'''

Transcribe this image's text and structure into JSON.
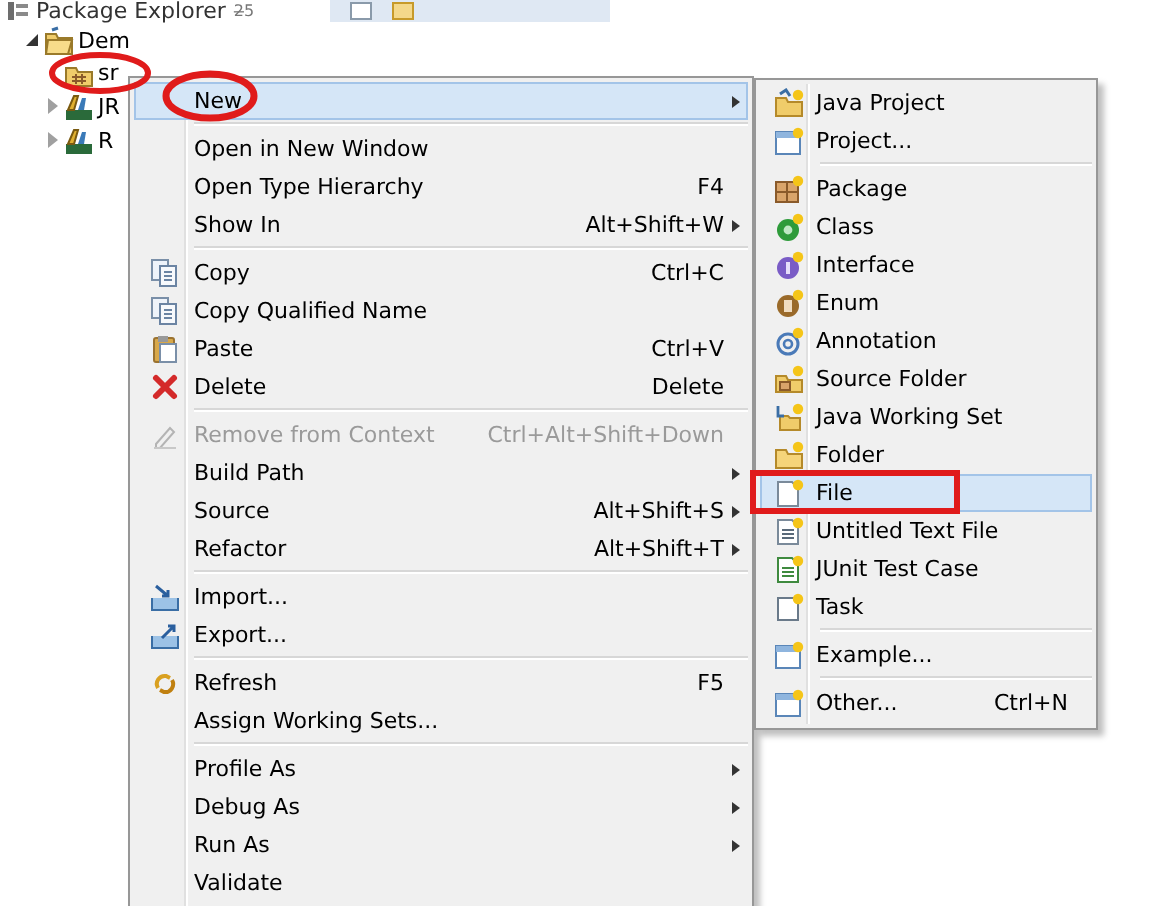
{
  "view": {
    "title": "Package Explorer",
    "tab_mark": "2̶5"
  },
  "tree": [
    {
      "label": "Dem",
      "kind": "project",
      "has_children": true,
      "expanded": true,
      "children": [
        {
          "label": "sr",
          "kind": "source-folder",
          "has_children": false,
          "expanded": false
        },
        {
          "label": "JR",
          "kind": "library",
          "has_children": true,
          "expanded": false
        },
        {
          "label": "R",
          "kind": "library",
          "has_children": true,
          "expanded": false
        }
      ]
    }
  ],
  "main_menu": {
    "items": [
      {
        "kind": "item",
        "label": "New",
        "submenu": true,
        "disabled": false,
        "selected": true
      },
      {
        "kind": "separator"
      },
      {
        "kind": "item",
        "label": "Open in New Window",
        "submenu": false,
        "disabled": false,
        "selected": false
      },
      {
        "kind": "item",
        "label": "Open Type Hierarchy",
        "shortcut": "F4",
        "submenu": false,
        "disabled": false,
        "selected": false
      },
      {
        "kind": "item",
        "label": "Show In",
        "shortcut": "Alt+Shift+W",
        "submenu": true,
        "disabled": false,
        "selected": false
      },
      {
        "kind": "separator"
      },
      {
        "kind": "item",
        "label": "Copy",
        "shortcut": "Ctrl+C",
        "submenu": false,
        "disabled": false,
        "selected": false
      },
      {
        "kind": "item",
        "label": "Copy Qualified Name",
        "submenu": false,
        "disabled": false,
        "selected": false
      },
      {
        "kind": "item",
        "label": "Paste",
        "shortcut": "Ctrl+V",
        "submenu": false,
        "disabled": false,
        "selected": false
      },
      {
        "kind": "item",
        "label": "Delete",
        "shortcut": "Delete",
        "submenu": false,
        "disabled": false,
        "selected": false
      },
      {
        "kind": "separator"
      },
      {
        "kind": "item",
        "label": "Remove from Context",
        "shortcut": "Ctrl+Alt+Shift+Down",
        "submenu": false,
        "disabled": true,
        "selected": false
      },
      {
        "kind": "item",
        "label": "Build Path",
        "submenu": true,
        "disabled": false,
        "selected": false
      },
      {
        "kind": "item",
        "label": "Source",
        "shortcut": "Alt+Shift+S",
        "submenu": true,
        "disabled": false,
        "selected": false
      },
      {
        "kind": "item",
        "label": "Refactor",
        "shortcut": "Alt+Shift+T",
        "submenu": true,
        "disabled": false,
        "selected": false
      },
      {
        "kind": "separator"
      },
      {
        "kind": "item",
        "label": "Import...",
        "submenu": false,
        "disabled": false,
        "selected": false
      },
      {
        "kind": "item",
        "label": "Export...",
        "submenu": false,
        "disabled": false,
        "selected": false
      },
      {
        "kind": "separator"
      },
      {
        "kind": "item",
        "label": "Refresh",
        "shortcut": "F5",
        "submenu": false,
        "disabled": false,
        "selected": false
      },
      {
        "kind": "item",
        "label": "Assign Working Sets...",
        "submenu": false,
        "disabled": false,
        "selected": false
      },
      {
        "kind": "separator"
      },
      {
        "kind": "item",
        "label": "Profile As",
        "submenu": true,
        "disabled": false,
        "selected": false
      },
      {
        "kind": "item",
        "label": "Debug As",
        "submenu": true,
        "disabled": false,
        "selected": false
      },
      {
        "kind": "item",
        "label": "Run As",
        "submenu": true,
        "disabled": false,
        "selected": false
      },
      {
        "kind": "item",
        "label": "Validate",
        "submenu": false,
        "disabled": false,
        "selected": false
      }
    ]
  },
  "new_submenu": {
    "items": [
      {
        "kind": "item",
        "label": "Java Project",
        "submenu": false,
        "disabled": false,
        "selected": false
      },
      {
        "kind": "item",
        "label": "Project...",
        "submenu": false,
        "disabled": false,
        "selected": false
      },
      {
        "kind": "separator"
      },
      {
        "kind": "item",
        "label": "Package",
        "submenu": false,
        "disabled": false,
        "selected": false
      },
      {
        "kind": "item",
        "label": "Class",
        "submenu": false,
        "disabled": false,
        "selected": false
      },
      {
        "kind": "item",
        "label": "Interface",
        "submenu": false,
        "disabled": false,
        "selected": false
      },
      {
        "kind": "item",
        "label": "Enum",
        "submenu": false,
        "disabled": false,
        "selected": false
      },
      {
        "kind": "item",
        "label": "Annotation",
        "submenu": false,
        "disabled": false,
        "selected": false
      },
      {
        "kind": "item",
        "label": "Source Folder",
        "submenu": false,
        "disabled": false,
        "selected": false
      },
      {
        "kind": "item",
        "label": "Java Working Set",
        "submenu": false,
        "disabled": false,
        "selected": false
      },
      {
        "kind": "item",
        "label": "Folder",
        "submenu": false,
        "disabled": false,
        "selected": false
      },
      {
        "kind": "item",
        "label": "File",
        "submenu": false,
        "disabled": false,
        "selected": true
      },
      {
        "kind": "item",
        "label": "Untitled Text File",
        "submenu": false,
        "disabled": false,
        "selected": false
      },
      {
        "kind": "item",
        "label": "JUnit Test Case",
        "submenu": false,
        "disabled": false,
        "selected": false
      },
      {
        "kind": "item",
        "label": "Task",
        "submenu": false,
        "disabled": false,
        "selected": false
      },
      {
        "kind": "separator"
      },
      {
        "kind": "item",
        "label": "Example...",
        "submenu": false,
        "disabled": false,
        "selected": false
      },
      {
        "kind": "separator"
      },
      {
        "kind": "item",
        "label": "Other...",
        "shortcut": "Ctrl+N",
        "submenu": false,
        "disabled": false,
        "selected": false
      }
    ]
  }
}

'''

Reproduce the records, all of them, word for word; omit the pictures.

Answer:
Transcribe this image's text and structure into JSON.
{
  "view": {
    "title": "Package Explorer",
    "tab_mark": "2̶5"
  },
  "tree": [
    {
      "label": "Dem",
      "kind": "project",
      "has_children": true,
      "expanded": true,
      "children": [
        {
          "label": "sr",
          "kind": "source-folder",
          "has_children": false,
          "expanded": false
        },
        {
          "label": "JR",
          "kind": "library",
          "has_children": true,
          "expanded": false
        },
        {
          "label": "R",
          "kind": "library",
          "has_children": true,
          "expanded": false
        }
      ]
    }
  ],
  "main_menu": {
    "items": [
      {
        "kind": "item",
        "label": "New",
        "submenu": true,
        "disabled": false,
        "selected": true
      },
      {
        "kind": "separator"
      },
      {
        "kind": "item",
        "label": "Open in New Window",
        "submenu": false,
        "disabled": false,
        "selected": false
      },
      {
        "kind": "item",
        "label": "Open Type Hierarchy",
        "shortcut": "F4",
        "submenu": false,
        "disabled": false,
        "selected": false
      },
      {
        "kind": "item",
        "label": "Show In",
        "shortcut": "Alt+Shift+W",
        "submenu": true,
        "disabled": false,
        "selected": false
      },
      {
        "kind": "separator"
      },
      {
        "kind": "item",
        "label": "Copy",
        "shortcut": "Ctrl+C",
        "submenu": false,
        "disabled": false,
        "selected": false
      },
      {
        "kind": "item",
        "label": "Copy Qualified Name",
        "submenu": false,
        "disabled": false,
        "selected": false
      },
      {
        "kind": "item",
        "label": "Paste",
        "shortcut": "Ctrl+V",
        "submenu": false,
        "disabled": false,
        "selected": false
      },
      {
        "kind": "item",
        "label": "Delete",
        "shortcut": "Delete",
        "submenu": false,
        "disabled": false,
        "selected": false
      },
      {
        "kind": "separator"
      },
      {
        "kind": "item",
        "label": "Remove from Context",
        "shortcut": "Ctrl+Alt+Shift+Down",
        "submenu": false,
        "disabled": true,
        "selected": false
      },
      {
        "kind": "item",
        "label": "Build Path",
        "submenu": true,
        "disabled": false,
        "selected": false
      },
      {
        "kind": "item",
        "label": "Source",
        "shortcut": "Alt+Shift+S",
        "submenu": true,
        "disabled": false,
        "selected": false
      },
      {
        "kind": "item",
        "label": "Refactor",
        "shortcut": "Alt+Shift+T",
        "submenu": true,
        "disabled": false,
        "selected": false
      },
      {
        "kind": "separator"
      },
      {
        "kind": "item",
        "label": "Import...",
        "submenu": false,
        "disabled": false,
        "selected": false
      },
      {
        "kind": "item",
        "label": "Export...",
        "submenu": false,
        "disabled": false,
        "selected": false
      },
      {
        "kind": "separator"
      },
      {
        "kind": "item",
        "label": "Refresh",
        "shortcut": "F5",
        "submenu": false,
        "disabled": false,
        "selected": false
      },
      {
        "kind": "item",
        "label": "Assign Working Sets...",
        "submenu": false,
        "disabled": false,
        "selected": false
      },
      {
        "kind": "separator"
      },
      {
        "kind": "item",
        "label": "Profile As",
        "submenu": true,
        "disabled": false,
        "selected": false
      },
      {
        "kind": "item",
        "label": "Debug As",
        "submenu": true,
        "disabled": false,
        "selected": false
      },
      {
        "kind": "item",
        "label": "Run As",
        "submenu": true,
        "disabled": false,
        "selected": false
      },
      {
        "kind": "item",
        "label": "Validate",
        "submenu": false,
        "disabled": false,
        "selected": false
      }
    ]
  },
  "new_submenu": {
    "items": [
      {
        "kind": "item",
        "label": "Java Project",
        "submenu": false,
        "disabled": false,
        "selected": false
      },
      {
        "kind": "item",
        "label": "Project...",
        "submenu": false,
        "disabled": false,
        "selected": false
      },
      {
        "kind": "separator"
      },
      {
        "kind": "item",
        "label": "Package",
        "submenu": false,
        "disabled": false,
        "selected": false
      },
      {
        "kind": "item",
        "label": "Class",
        "submenu": false,
        "disabled": false,
        "selected": false
      },
      {
        "kind": "item",
        "label": "Interface",
        "submenu": false,
        "disabled": false,
        "selected": false
      },
      {
        "kind": "item",
        "label": "Enum",
        "submenu": false,
        "disabled": false,
        "selected": false
      },
      {
        "kind": "item",
        "label": "Annotation",
        "submenu": false,
        "disabled": false,
        "selected": false
      },
      {
        "kind": "item",
        "label": "Source Folder",
        "submenu": false,
        "disabled": false,
        "selected": false
      },
      {
        "kind": "item",
        "label": "Java Working Set",
        "submenu": false,
        "disabled": false,
        "selected": false
      },
      {
        "kind": "item",
        "label": "Folder",
        "submenu": false,
        "disabled": false,
        "selected": false
      },
      {
        "kind": "item",
        "label": "File",
        "submenu": false,
        "disabled": false,
        "selected": true
      },
      {
        "kind": "item",
        "label": "Untitled Text File",
        "submenu": false,
        "disabled": false,
        "selected": false
      },
      {
        "kind": "item",
        "label": "JUnit Test Case",
        "submenu": false,
        "disabled": false,
        "selected": false
      },
      {
        "kind": "item",
        "label": "Task",
        "submenu": false,
        "disabled": false,
        "selected": false
      },
      {
        "kind": "separator"
      },
      {
        "kind": "item",
        "label": "Example...",
        "submenu": false,
        "disabled": false,
        "selected": false
      },
      {
        "kind": "separator"
      },
      {
        "kind": "item",
        "label": "Other...",
        "shortcut": "Ctrl+N",
        "submenu": false,
        "disabled": false,
        "selected": false
      }
    ]
  }
}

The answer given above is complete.